* Work to do: Copy out each line of the material below with no changes.

* Source records:

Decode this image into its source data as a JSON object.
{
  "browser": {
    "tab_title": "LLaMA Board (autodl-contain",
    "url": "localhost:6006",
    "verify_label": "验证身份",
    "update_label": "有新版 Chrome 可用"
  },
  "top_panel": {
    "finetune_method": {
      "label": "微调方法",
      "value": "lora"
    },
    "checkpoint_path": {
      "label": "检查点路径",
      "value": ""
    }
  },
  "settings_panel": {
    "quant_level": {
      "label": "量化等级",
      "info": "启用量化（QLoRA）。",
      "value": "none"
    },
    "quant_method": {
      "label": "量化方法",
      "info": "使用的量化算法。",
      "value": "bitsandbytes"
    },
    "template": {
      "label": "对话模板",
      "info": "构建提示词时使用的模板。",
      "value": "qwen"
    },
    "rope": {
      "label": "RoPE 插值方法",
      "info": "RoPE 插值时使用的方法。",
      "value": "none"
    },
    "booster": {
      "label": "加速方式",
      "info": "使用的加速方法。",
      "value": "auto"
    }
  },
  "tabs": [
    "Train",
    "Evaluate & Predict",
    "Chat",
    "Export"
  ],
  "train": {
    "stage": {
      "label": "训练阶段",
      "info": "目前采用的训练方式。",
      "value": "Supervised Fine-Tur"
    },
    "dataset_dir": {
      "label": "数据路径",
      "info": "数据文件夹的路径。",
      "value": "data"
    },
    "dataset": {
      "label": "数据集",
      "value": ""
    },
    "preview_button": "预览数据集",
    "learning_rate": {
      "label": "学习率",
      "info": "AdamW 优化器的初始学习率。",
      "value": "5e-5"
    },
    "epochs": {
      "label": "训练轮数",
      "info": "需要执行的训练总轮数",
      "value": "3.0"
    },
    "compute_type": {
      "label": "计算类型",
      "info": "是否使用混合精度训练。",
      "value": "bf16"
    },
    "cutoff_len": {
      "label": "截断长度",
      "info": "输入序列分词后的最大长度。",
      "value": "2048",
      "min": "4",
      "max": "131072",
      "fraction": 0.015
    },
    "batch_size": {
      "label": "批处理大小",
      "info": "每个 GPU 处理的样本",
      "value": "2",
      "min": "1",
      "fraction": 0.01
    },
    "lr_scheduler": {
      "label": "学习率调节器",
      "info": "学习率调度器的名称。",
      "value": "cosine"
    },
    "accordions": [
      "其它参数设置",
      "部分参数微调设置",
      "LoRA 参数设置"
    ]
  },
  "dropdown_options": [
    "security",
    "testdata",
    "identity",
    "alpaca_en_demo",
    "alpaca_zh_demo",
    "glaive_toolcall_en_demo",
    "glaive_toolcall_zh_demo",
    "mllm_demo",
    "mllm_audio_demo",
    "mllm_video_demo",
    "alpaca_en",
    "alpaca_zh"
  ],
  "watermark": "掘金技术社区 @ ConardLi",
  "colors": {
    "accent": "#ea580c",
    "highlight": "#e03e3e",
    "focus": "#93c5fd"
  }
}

* Result of this exercise:
Decode this image into its source data as a JSON object.
{
  "browser": {
    "tab_title": "LLaMA Board (autodl-contain",
    "url": "localhost:6006",
    "verify_label": "验证身份",
    "update_label": "有新版 Chrome 可用"
  },
  "top_panel": {
    "finetune_method": {
      "label": "微调方法",
      "value": "lora"
    },
    "checkpoint_path": {
      "label": "检查点路径",
      "value": ""
    }
  },
  "settings_panel": {
    "quant_level": {
      "label": "量化等级",
      "info": "启用量化（QLoRA）。",
      "value": "none"
    },
    "quant_method": {
      "label": "量化方法",
      "info": "使用的量化算法。",
      "value": "bitsandbytes"
    },
    "template": {
      "label": "对话模板",
      "info": "构建提示词时使用的模板。",
      "value": "qwen"
    },
    "rope": {
      "label": "RoPE 插值方法",
      "info": "RoPE 插值时使用的方法。",
      "value": "none"
    },
    "booster": {
      "label": "加速方式",
      "info": "使用的加速方法。",
      "value": "auto"
    }
  },
  "tabs": [
    "Train",
    "Evaluate & Predict",
    "Chat",
    "Export"
  ],
  "train": {
    "stage": {
      "label": "训练阶段",
      "info": "目前采用的训练方式。",
      "value": "Supervised Fine-Tur"
    },
    "dataset_dir": {
      "label": "数据路径",
      "info": "数据文件夹的路径。",
      "value": "data"
    },
    "dataset": {
      "label": "数据集",
      "value": ""
    },
    "preview_button": "预览数据集",
    "learning_rate": {
      "label": "学习率",
      "info": "AdamW 优化器的初始学习率。",
      "value": "5e-5"
    },
    "epochs": {
      "label": "训练轮数",
      "info": "需要执行的训练总轮数",
      "value": "3.0"
    },
    "compute_type": {
      "label": "计算类型",
      "info": "是否使用混合精度训练。",
      "value": "bf16"
    },
    "cutoff_len": {
      "label": "截断长度",
      "info": "输入序列分词后的最大长度。",
      "value": "2048",
      "min": "4",
      "max": "131072",
      "fraction": 0.015
    },
    "batch_size": {
      "label": "批处理大小",
      "info": "每个 GPU 处理的样本",
      "value": "2",
      "min": "1",
      "fraction": 0.01
    },
    "lr_scheduler": {
      "label": "学习率调节器",
      "info": "学习率调度器的名称。",
      "value": "cosine"
    },
    "accordions": [
      "其它参数设置",
      "部分参数微调设置",
      "LoRA 参数设置"
    ]
  },
  "dropdown_options": [
    "security",
    "testdata",
    "identity",
    "alpaca_en_demo",
    "alpaca_zh_demo",
    "glaive_toolcall_en_demo",
    "glaive_toolcall_zh_demo",
    "mllm_demo",
    "mllm_audio_demo",
    "mllm_video_demo",
    "alpaca_en",
    "alpaca_zh"
  ],
  "watermark": "掘金技术社区 @ ConardLi",
  "colors": {
    "accent": "#ea580c",
    "highlight": "#e03e3e",
    "focus": "#93c5fd"
  }
}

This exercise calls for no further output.